## [ТЕКСТ ОТРЫВКА]
......

Книгу я прочитал с огромным трудом, но одно, во всяком случае, усвоил: был на свете Бетховен. И только поэтому согласился на кошмарную процедуру, которой подверг меня один из потомков деда. Двоюродный брат отвел меня в бабушкин дом, где стоял рояль, чтобы я научился играть на этом инструменте. Он поднял крышку и коснулся клавиши — раздался басовый звук; другой рукой коснулся клавиши справа — раздался тоненький щебет или что-то в этом птичьем роде. После чего брат задал мне идиотский вопрос: «Какой из этих звуков выше, а какой ниже?» Я посмотрел на него, как на кретина, и ответил, что не знаю. «Как это не знаешь? Давай попробуем еще раз!» Он повторил эту игру несколько раз, но мой ответ оставался прежним: не знаю. В конце концов, брат разозлился, стукнул крышкой мне по пальцам, а вернувшись домой, сказал моей маме: «Твой сын дурак, ничего из этого не выйдет». Когда мама спросила меня, что случилось, я сказал: «Сам он дурак! Если бы он спросил меня, какой звук толще, а какой тоньше, я бы сразу ответил!» Вот так я не стал пианистом.

......

## [ИСХОДНЫЙ ФРАГМЕНТ]
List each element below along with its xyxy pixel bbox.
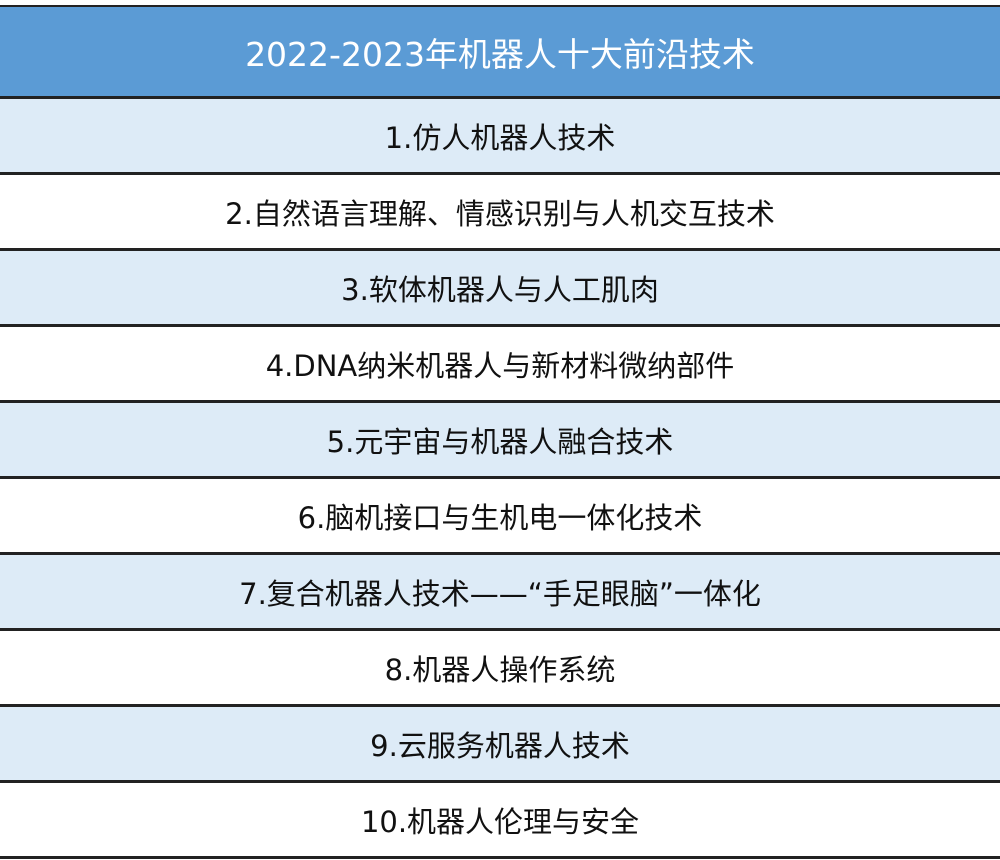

......

## [ЗАДАНИЯ]
**A.** Какой вопрос двоюродный брат задал у рояля в отрывке про бабушкин дом?
**B.** Продолжите отрывок про рояль в бабушкином доме, начиная сразу после его последней фразы.
Листинг здесь не понадобится.

## [ИТОГОВЫЕ ОТВЕТЫ]
**A.** «Какой из этих звуков выше, а какой ниже?»

**B.**
Потом меня пытались учить играть на скрипке, но учитель обнаружил, что, играя гаммы, я ставлю на пюпитр книгу и листаю страницы (уже тогда я приобрел эту дурную привычку), и отказался продолжать занятия. На этом мое музыкальное образование закончилось. Читал я постоянно, так обстоит дело и по сей день. Должен признаться, что в моем преклонном возрасте (который неуклонно приближается к закату, ведь я вышел на финишную прямую) единственное, чего мне действительно жаль, помимо бесед с людьми, подобными вам, и любования людьми, подобными моей жене, — это осознание того нехитрого обстоятельства, что я не успею прочитать все те книги, которые прочитать собирался. Быть может, я их уже и в руки не возьму.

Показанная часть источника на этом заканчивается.